··· Material for this task ···

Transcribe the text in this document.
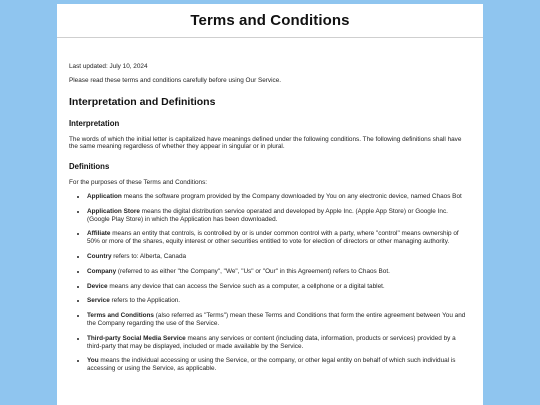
Terms and Conditions
Last updated: July 10, 2024
Please read these terms and conditions carefully before using Our Service.
Interpretation and Definitions
Interpretation
The words of which the initial letter is capitalized have meanings defined under the following conditions. The following definitions shall have the same meaning regardless of whether they appear in singular or in plural.
Definitions
For the purposes of these Terms and Conditions:
• Application means the software program provided by the Company downloaded by You on any electronic device, named Chaos Bot
• Application Store means the digital distribution service operated and developed by Apple Inc. (Apple App Store) or Google Inc. (Google Play Store) in which the Application has been downloaded.
• Affiliate means an entity that controls, is controlled by or is under common control with a party, where "control" means ownership of 50% or more of the shares, equity interest or other securities entitled to vote for election of directors or other managing authority.
• Country refers to: Alberta, Canada
• Company (referred to as either "the Company", "We", "Us" or "Our" in this Agreement) refers to Chaos Bot.
• Device means any device that can access the Service such as a computer, a cellphone or a digital tablet.
• Service refers to the Application.
• Terms and Conditions (also referred as "Terms") mean these Terms and Conditions that form the entire agreement between You and the Company regarding the use of the Service.
• Third-party Social Media Service means any services or content (including data, information, products or services) provided by a third-party that may be displayed, included or made available by the Service.
• You means the individual accessing or using the Service, or the company, or other legal entity on behalf of which such individual is accessing or using the Service, as applicable.
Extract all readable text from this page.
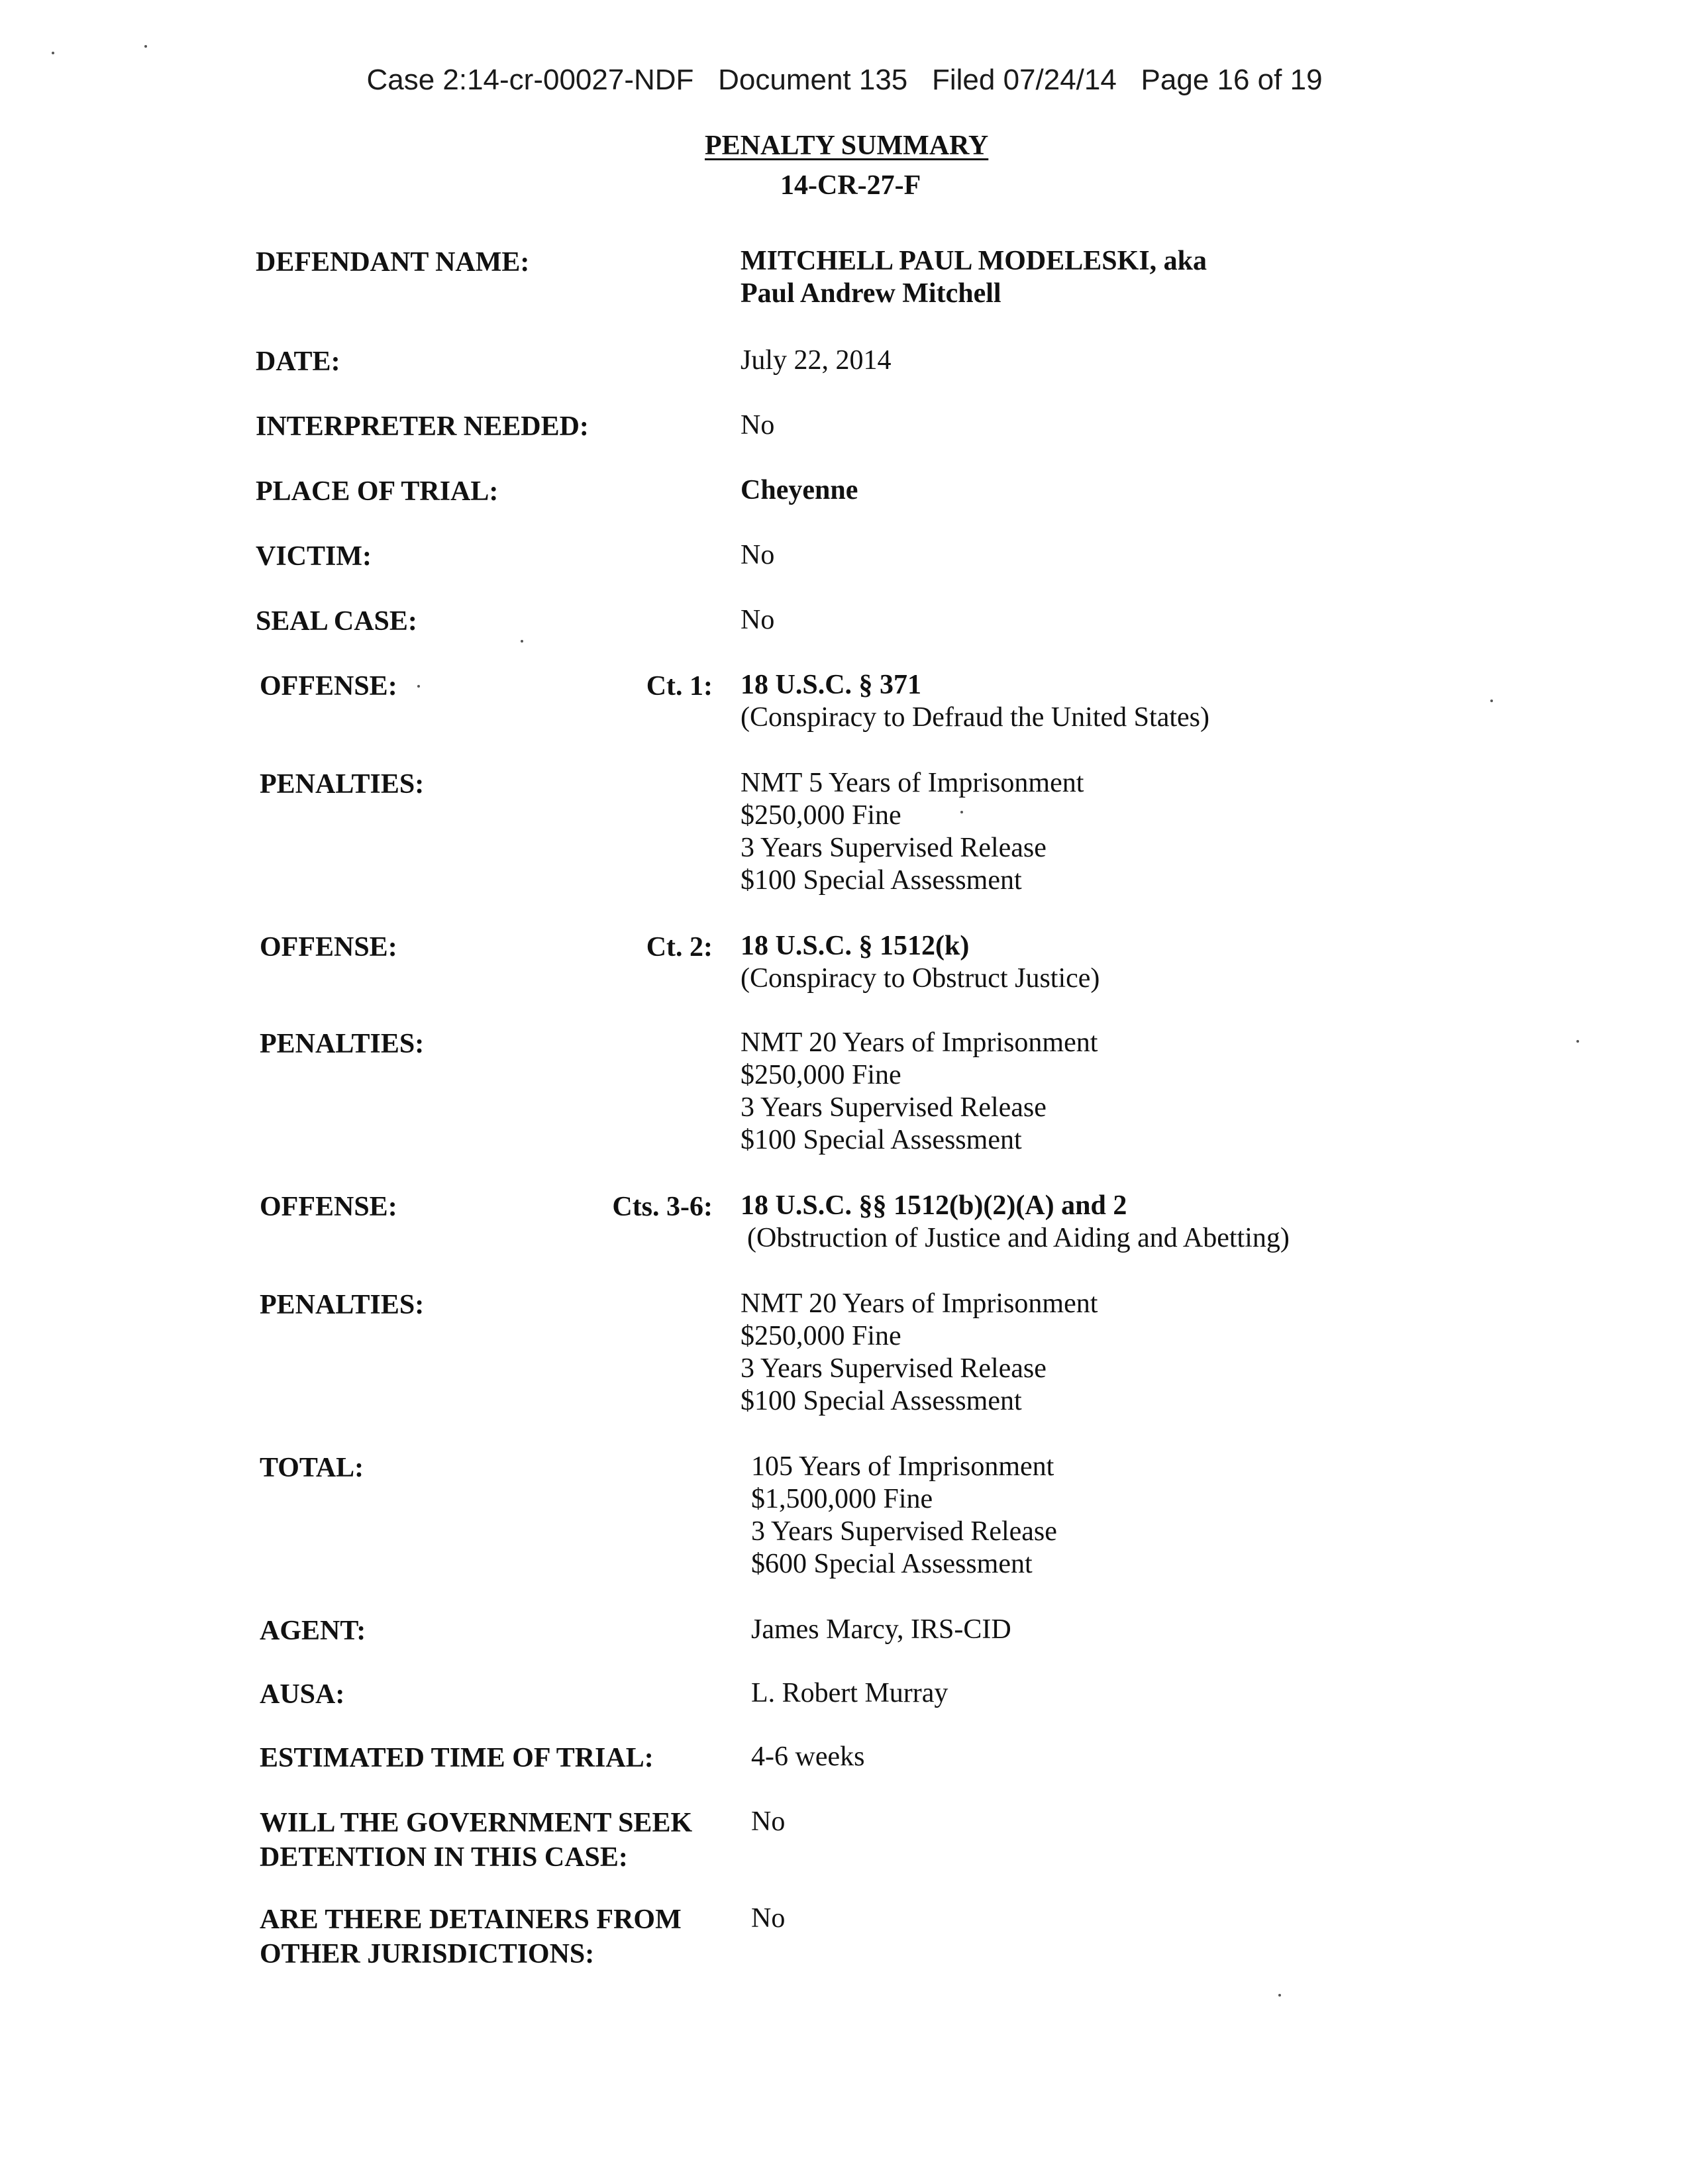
Case 2:14-cr-00027-NDF Document 135 Filed 07/24/14 Page 16 of 19
PENALTY SUMMARY
14-CR-27-F
DEFENDANT NAME:	MITCHELL PAUL MODELESKI, aka
Paul Andrew Mitchell
DATE:	July 22, 2014
INTERPRETER NEEDED:	No
PLACE OF TRIAL:	Cheyenne
VICTIM:	No
SEAL CASE:	No
OFFENSE:	Ct. 1: 18 U.S.C. § 371
(Conspiracy to Defraud the United States)
PENALTIES:	NMT 5 Years of Imprisonment
$250,000 Fine
3 Years Supervised Release
$100 Special Assessment
OFFENSE:	Ct. 2: 18 U.S.C. § 1512(k)
(Conspiracy to Obstruct Justice)
PENALTIES:	NMT 20 Years of Imprisonment
$250,000 Fine
3 Years Supervised Release
$100 Special Assessment
OFFENSE:	Cts. 3-6: 18 U.S.C. §§ 1512(b)(2)(A) and 2
(Obstruction of Justice and Aiding and Abetting)
PENALTIES:	NMT 20 Years of Imprisonment
$250,000 Fine
3 Years Supervised Release
$100 Special Assessment
TOTAL:	105 Years of Imprisonment
$1,500,000 Fine
3 Years Supervised Release
$600 Special Assessment
AGENT:	James Marcy, IRS-CID
AUSA:	L. Robert Murray
ESTIMATED TIME OF TRIAL:	4-6 weeks
WILL THE GOVERNMENT SEEK
DETENTION IN THIS CASE:
No
ARE THERE DETAINERS FROM
OTHER JURISDICTIONS:
No
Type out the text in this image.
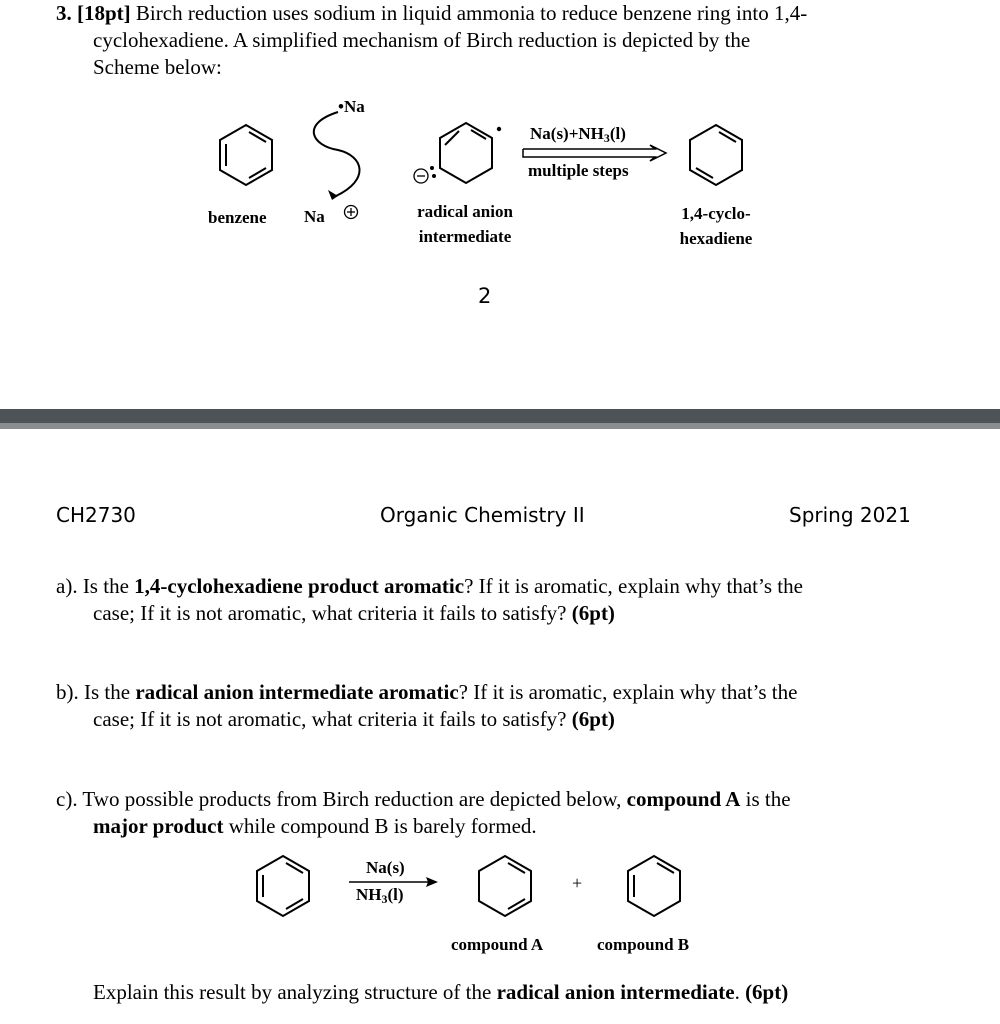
3. [18pt] Birch reduction uses sodium in liquid ammonia to reduce benzene ring into 1,4-
cyclohexadiene. A simplified mechanism of Birch reduction is depicted by the
Scheme below:
•Na
Na
$Na(s)+NH_3(l)$
multiple steps
benzene	radical anion
intermediate
1,4-cyclo-
hexadiene
2
CH2730	Organic Chemistry II	Spring 2021
a). Is the 1,4-cyclohexadiene product aromatic? If it is aromatic, explain why that’s the
case; If it is not aromatic, what criteria it fails to satisfy? (6pt)
b). Is the radical anion intermediate aromatic? If it is aromatic, explain why that’s the
case; If it is not aromatic, what criteria it fails to satisfy? (6pt)
c). Two possible products from Birch reduction are depicted below, compound A is the
major product while compound B is barely formed.
Na(s)
$NH_3(l)$
+
compound A	compound B
Explain this result by analyzing structure of the radical anion intermediate. (6pt)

···

= The task =
Extract every line of the data exactly; pictures stay out.

= Written response =
Transcribe the text in this document.
Terms and Conditions
Last updated: July 10, 2024
Please read these terms and conditions carefully before using Our Service.
Interpretation and Definitions
Interpretation
The words of which the initial letter is capitalized have meanings defined under the following conditions. The following definitions shall have the same meaning regardless of whether they appear in singular or in plural.
Definitions
For the purposes of these Terms and Conditions:
• Application means the software program provided by the Company downloaded by You on any electronic device, named Chaos Bot
• Application Store means the digital distribution service operated and developed by Apple Inc. (Apple App Store) or Google Inc. (Google Play Store) in which the Application has been downloaded.
• Affiliate means an entity that controls, is controlled by or is under common control with a party, where "control" means ownership of 50% or more of the shares, equity interest or other securities entitled to vote for election of directors or other managing authority.
• Country refers to: Alberta, Canada
• Company (referred to as either "the Company", "We", "Us" or "Our" in this Agreement) refers to Chaos Bot.
• Device means any device that can access the Service such as a computer, a cellphone or a digital tablet.
• Service refers to the Application.
• Terms and Conditions (also referred as "Terms") mean these Terms and Conditions that form the entire agreement between You and the Company regarding the use of the Service.
• Third-party Social Media Service means any services or content (including data, information, products or services) provided by a third-party that may be displayed, included or made available by the Service.
• You means the individual accessing or using the Service, or the company, or other legal entity on behalf of which such individual is accessing or using the Service, as applicable.
Extract all readable text from this page.
Case 2:14-cr-00027-NDF Document 135 Filed 07/24/14 Page 16 of 19
PENALTY SUMMARY
14-CR-27-F
DEFENDANT NAME:	MITCHELL PAUL MODELESKI, aka
Paul Andrew Mitchell
DATE:	July 22, 2014
INTERPRETER NEEDED:	No
PLACE OF TRIAL:	Cheyenne
VICTIM:	No
SEAL CASE:	No
OFFENSE:	Ct. 1: 18 U.S.C. § 371
(Conspiracy to Defraud the United States)
PENALTIES:	NMT 5 Years of Imprisonment
$250,000 Fine
3 Years Supervised Release
$100 Special Assessment
OFFENSE:	Ct. 2: 18 U.S.C. § 1512(k)
(Conspiracy to Obstruct Justice)
PENALTIES:	NMT 20 Years of Imprisonment
$250,000 Fine
3 Years Supervised Release
$100 Special Assessment
OFFENSE:	Cts. 3-6: 18 U.S.C. §§ 1512(b)(2)(A) and 2
(Obstruction of Justice and Aiding and Abetting)
PENALTIES:	NMT 20 Years of Imprisonment
$250,000 Fine
3 Years Supervised Release
$100 Special Assessment
TOTAL:	105 Years of Imprisonment
$1,500,000 Fine
3 Years Supervised Release
$600 Special Assessment
AGENT:	James Marcy, IRS-CID
AUSA:	L. Robert Murray
ESTIMATED TIME OF TRIAL:	4-6 weeks
WILL THE GOVERNMENT SEEK
DETENTION IN THIS CASE:
No
ARE THERE DETAINERS FROM
OTHER JURISDICTIONS:
No
Type out the text in this image.
3. [18pt] Birch reduction uses sodium in liquid ammonia to reduce benzene ring into 1,4-
cyclohexadiene. A simplified mechanism of Birch reduction is depicted by the
Scheme below:
•Na
Na
$Na(s)+NH_3(l)$
multiple steps
benzene	radical anion
intermediate
1,4-cyclo-
hexadiene
2
CH2730	Organic Chemistry II	Spring 2021
a). Is the 1,4-cyclohexadiene product aromatic? If it is aromatic, explain why that’s the
case; If it is not aromatic, what criteria it fails to satisfy? (6pt)
b). Is the radical anion intermediate aromatic? If it is aromatic, explain why that’s the
case; If it is not aromatic, what criteria it fails to satisfy? (6pt)
c). Two possible products from Birch reduction are depicted below, compound A is the
major product while compound B is barely formed.
Na(s)
$NH_3(l)$
+
compound A	compound B
Explain this result by analyzing structure of the radical anion intermediate. (6pt)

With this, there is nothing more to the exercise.